■ Goal: State how many lines in these records contain the word "screenshot", and nothing else.

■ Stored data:
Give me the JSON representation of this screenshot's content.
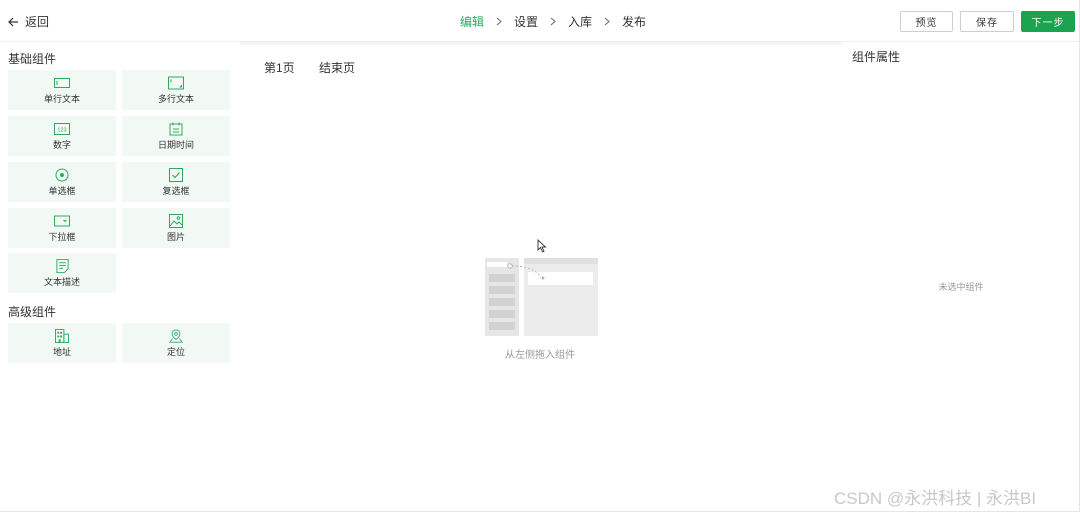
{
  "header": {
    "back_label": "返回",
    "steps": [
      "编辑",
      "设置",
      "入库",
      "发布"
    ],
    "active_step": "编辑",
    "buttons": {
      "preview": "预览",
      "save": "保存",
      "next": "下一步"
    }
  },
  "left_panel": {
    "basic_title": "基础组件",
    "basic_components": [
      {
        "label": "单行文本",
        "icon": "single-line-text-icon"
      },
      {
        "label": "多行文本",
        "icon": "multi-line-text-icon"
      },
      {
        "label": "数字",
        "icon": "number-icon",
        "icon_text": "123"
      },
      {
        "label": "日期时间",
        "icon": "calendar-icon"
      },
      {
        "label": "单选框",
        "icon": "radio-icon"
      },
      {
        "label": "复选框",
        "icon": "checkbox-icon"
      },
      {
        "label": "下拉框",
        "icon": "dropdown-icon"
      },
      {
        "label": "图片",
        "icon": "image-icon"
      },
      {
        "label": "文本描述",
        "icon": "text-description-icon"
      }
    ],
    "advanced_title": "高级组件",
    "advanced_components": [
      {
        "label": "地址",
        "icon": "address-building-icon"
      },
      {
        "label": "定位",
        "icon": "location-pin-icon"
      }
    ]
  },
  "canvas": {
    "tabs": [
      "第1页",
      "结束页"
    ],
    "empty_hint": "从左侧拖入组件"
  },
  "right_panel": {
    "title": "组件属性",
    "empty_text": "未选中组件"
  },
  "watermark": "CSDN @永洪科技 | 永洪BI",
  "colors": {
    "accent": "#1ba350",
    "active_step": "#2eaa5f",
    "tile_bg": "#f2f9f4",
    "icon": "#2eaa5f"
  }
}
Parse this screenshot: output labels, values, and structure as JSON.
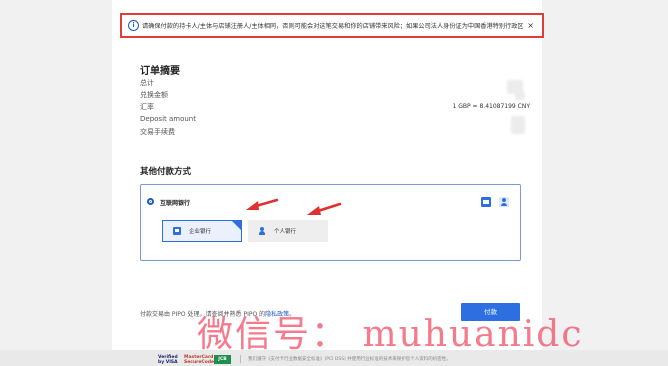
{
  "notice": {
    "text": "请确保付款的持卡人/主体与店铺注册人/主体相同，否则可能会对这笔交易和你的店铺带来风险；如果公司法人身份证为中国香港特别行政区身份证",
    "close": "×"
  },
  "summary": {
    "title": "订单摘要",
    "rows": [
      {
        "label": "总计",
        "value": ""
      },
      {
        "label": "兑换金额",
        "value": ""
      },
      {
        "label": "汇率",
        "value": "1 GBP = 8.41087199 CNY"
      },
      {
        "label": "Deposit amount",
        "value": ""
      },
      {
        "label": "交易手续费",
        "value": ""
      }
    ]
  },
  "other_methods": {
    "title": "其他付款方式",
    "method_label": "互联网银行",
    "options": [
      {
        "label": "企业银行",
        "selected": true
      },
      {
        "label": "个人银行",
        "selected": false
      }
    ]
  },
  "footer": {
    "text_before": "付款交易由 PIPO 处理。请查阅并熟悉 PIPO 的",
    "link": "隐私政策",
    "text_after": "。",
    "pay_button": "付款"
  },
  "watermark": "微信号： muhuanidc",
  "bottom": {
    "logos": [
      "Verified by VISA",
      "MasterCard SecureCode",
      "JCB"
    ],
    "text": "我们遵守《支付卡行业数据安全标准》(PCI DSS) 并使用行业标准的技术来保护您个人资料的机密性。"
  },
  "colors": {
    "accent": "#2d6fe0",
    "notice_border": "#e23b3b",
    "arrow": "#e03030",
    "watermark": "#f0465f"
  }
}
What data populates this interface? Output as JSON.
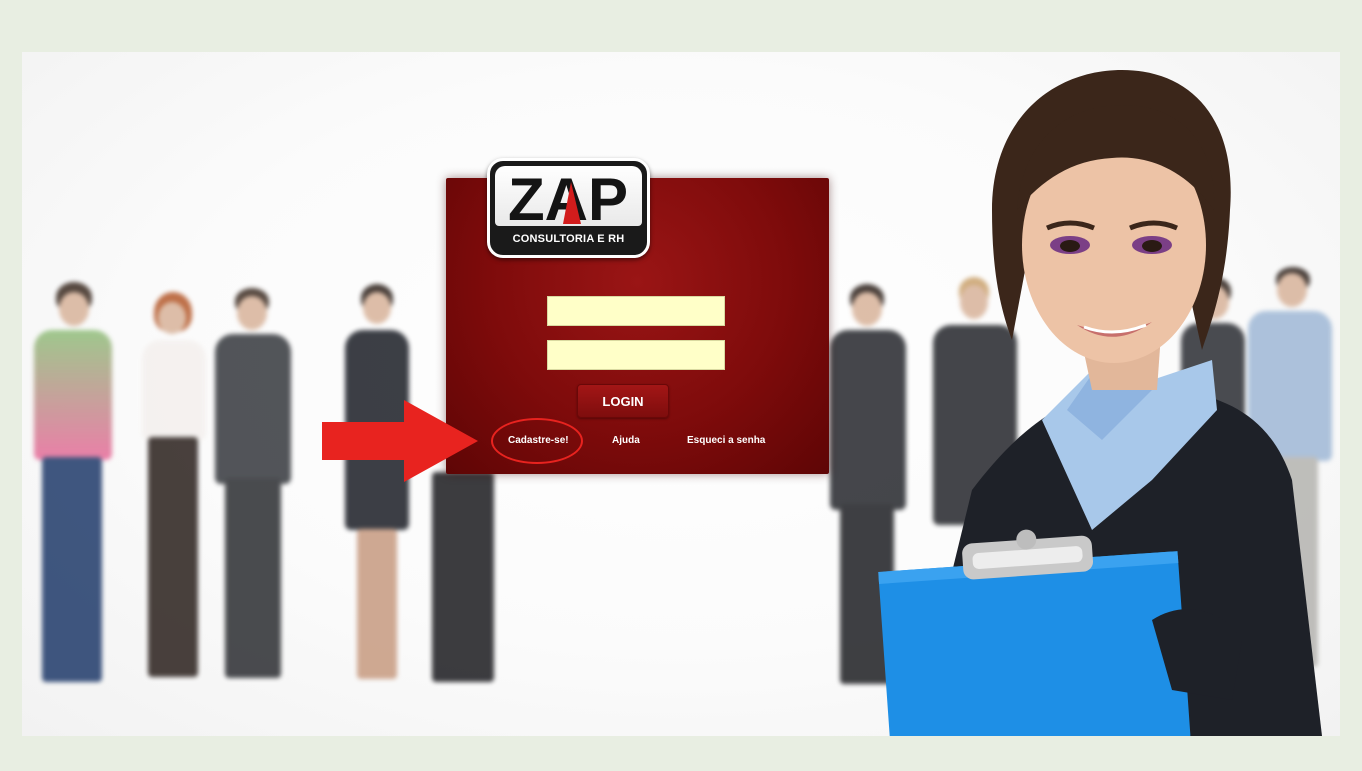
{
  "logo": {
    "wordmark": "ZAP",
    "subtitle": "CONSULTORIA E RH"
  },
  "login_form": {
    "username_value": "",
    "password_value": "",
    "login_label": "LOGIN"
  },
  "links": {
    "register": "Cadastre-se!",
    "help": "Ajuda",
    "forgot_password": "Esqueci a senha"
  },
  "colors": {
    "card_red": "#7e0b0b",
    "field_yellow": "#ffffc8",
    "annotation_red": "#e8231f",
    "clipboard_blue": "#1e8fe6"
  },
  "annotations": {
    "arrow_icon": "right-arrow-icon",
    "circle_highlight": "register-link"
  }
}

■ Task result: 2